Contact :
The Pictorial Key to the Tarot (Arthur Edward Waite)
Being Fragments of a Secret Tradition Under the Veil of Divination
Publié en 1911, cet ouvrage d’Arthur Edward Waite constitue aujourd’hui encore une pierre angulaire en tarologie et en taromancie. En effet, Waite y explique sa vision du tarot, tant sur le plan cosmologique que symbolique ou divinatoire. Il montre ainsi comment il a étudié les cartes et leur a donné le visage qu’on leur connaît aujourd’hui dans les tarots de tradition Rider-Waite Smith.
Le contenu
Le volume est divisé en trois parties principales. On commence assez logiquement par une présentation générale du tarot (intitulée « The Veil and its Symbols »), de sa structure et des principaux symboles qui le composent, puis on retrace son histoire en tentant de la débarrasser de certains préjugés tenaces.
La deuxième partie (« The Doctrine behind the Veil ») se concentre sur les arcanes majeurs et les détaille après en avoir au préalable montré l’essence et l’utilité. Waite explique ainsi quelles traditions occultes ont contribué à forger leur symbolisme.
La troisième et dernière partie (« The Outer Method of the Oracles ») donne une grande place aux arcanes mineurs ainsi qu’à différentes méthodes de tirage – dont la Croix Celtique – après avoir récapitulé les principales valeurs divinatoires des 78 lames.
Une bibliographie assez conséquente tient lieu de conclusion à l’ouvrage, montrant la démarche dans laquelle s’inscrit Waite : une démarche raisonnée, fondée sur des sources historiques et culturelles et sur les écrits de ses prédécesseurs, desquels il a une bonne connaissance et qu’il peut donc critiquer de manière constructive.

**DOCUMENTS FOURNIS:**

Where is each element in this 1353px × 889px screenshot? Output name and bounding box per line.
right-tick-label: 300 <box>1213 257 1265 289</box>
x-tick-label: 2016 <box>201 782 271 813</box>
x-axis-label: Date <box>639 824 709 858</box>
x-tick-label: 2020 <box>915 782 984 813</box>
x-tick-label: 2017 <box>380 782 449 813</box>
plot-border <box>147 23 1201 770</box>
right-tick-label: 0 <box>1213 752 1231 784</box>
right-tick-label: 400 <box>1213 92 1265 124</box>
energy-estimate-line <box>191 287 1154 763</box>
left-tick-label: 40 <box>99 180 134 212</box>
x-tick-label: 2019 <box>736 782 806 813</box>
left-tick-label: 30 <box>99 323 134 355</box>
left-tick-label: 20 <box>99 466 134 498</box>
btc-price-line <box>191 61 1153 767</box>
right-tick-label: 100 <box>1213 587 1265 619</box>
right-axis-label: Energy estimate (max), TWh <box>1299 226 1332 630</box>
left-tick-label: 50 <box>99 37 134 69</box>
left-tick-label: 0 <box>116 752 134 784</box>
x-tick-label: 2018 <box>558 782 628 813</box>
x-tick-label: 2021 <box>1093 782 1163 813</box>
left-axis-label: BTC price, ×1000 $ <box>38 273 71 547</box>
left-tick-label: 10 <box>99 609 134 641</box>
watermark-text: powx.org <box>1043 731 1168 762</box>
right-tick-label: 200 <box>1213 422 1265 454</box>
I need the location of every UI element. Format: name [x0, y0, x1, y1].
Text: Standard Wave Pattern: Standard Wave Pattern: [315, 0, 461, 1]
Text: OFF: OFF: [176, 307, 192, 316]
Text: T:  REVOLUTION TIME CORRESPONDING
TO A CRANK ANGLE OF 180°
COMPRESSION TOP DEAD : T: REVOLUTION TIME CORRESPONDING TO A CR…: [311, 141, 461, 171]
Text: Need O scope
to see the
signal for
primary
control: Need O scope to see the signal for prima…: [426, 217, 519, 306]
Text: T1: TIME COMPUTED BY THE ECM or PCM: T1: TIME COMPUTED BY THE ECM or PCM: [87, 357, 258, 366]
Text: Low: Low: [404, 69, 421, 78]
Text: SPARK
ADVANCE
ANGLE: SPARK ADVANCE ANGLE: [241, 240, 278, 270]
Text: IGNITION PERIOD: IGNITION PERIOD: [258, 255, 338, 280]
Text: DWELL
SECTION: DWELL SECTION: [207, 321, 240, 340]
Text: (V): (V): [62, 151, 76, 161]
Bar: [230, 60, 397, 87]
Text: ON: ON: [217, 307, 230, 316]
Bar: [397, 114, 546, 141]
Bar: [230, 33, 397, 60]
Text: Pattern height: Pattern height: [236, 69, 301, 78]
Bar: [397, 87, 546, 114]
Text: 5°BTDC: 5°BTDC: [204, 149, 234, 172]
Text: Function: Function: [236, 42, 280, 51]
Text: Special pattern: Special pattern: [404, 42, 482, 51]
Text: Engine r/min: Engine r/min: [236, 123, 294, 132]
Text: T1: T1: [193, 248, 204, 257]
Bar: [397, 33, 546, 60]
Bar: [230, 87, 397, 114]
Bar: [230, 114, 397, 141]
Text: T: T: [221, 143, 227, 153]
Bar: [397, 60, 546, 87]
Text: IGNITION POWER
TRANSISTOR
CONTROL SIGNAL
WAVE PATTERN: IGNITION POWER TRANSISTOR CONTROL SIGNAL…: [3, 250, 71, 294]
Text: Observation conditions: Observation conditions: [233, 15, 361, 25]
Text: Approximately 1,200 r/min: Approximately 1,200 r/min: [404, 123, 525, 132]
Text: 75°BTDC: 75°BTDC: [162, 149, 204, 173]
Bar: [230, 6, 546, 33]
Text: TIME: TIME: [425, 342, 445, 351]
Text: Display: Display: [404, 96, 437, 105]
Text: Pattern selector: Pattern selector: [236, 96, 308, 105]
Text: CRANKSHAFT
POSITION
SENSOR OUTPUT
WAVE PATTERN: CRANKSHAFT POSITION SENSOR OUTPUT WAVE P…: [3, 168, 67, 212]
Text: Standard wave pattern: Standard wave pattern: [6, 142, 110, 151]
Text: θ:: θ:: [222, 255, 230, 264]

**OBJECTIF DE L'EXERCICE:** Recopiez à l'identique, du début à la fin, le texte ci-dessus consacré à The Pictorial Key to the Tarot.

**CORRIGÉ:**
Contact :
The Pictorial Key to the Tarot (Arthur Edward Waite)
Being Fragments of a Secret Tradition Under the Veil of Divination
Publié en 1911, cet ouvrage d’Arthur Edward Waite constitue aujourd’hui encore une pierre angulaire en tarologie et en taromancie. En effet, Waite y explique sa vision du tarot, tant sur le plan cosmologique que symbolique ou divinatoire. Il montre ainsi comment il a étudié les cartes et leur a donné le visage qu’on leur connaît aujourd’hui dans les tarots de tradition Rider-Waite Smith.
Le contenu
Le volume est divisé en trois parties principales. On commence assez logiquement par une présentation générale du tarot (intitulée « The Veil and its Symbols »), de sa structure et des principaux symboles qui le composent, puis on retrace son histoire en tentant de la débarrasser de certains préjugés tenaces.
La deuxième partie (« The Doctrine behind the Veil ») se concentre sur les arcanes majeurs et les détaille après en avoir au préalable montré l’essence et l’utilité. Waite explique ainsi quelles traditions occultes ont contribué à forger leur symbolisme.
La troisième et dernière partie (« The Outer Method of the Oracles ») donne une grande place aux arcanes mineurs ainsi qu’à différentes méthodes de tirage – dont la Croix Celtique – après avoir récapitulé les principales valeurs divinatoires des 78 lames.
Une bibliographie assez conséquente tient lieu de conclusion à l’ouvrage, montrant la démarche dans laquelle s’inscrit Waite : une démarche raisonnée, fondée sur des sources historiques et culturelles et sur les écrits de ses prédécesseurs, desquels il a une bonne connaissance et qu’il peut donc critiquer de manière constructive.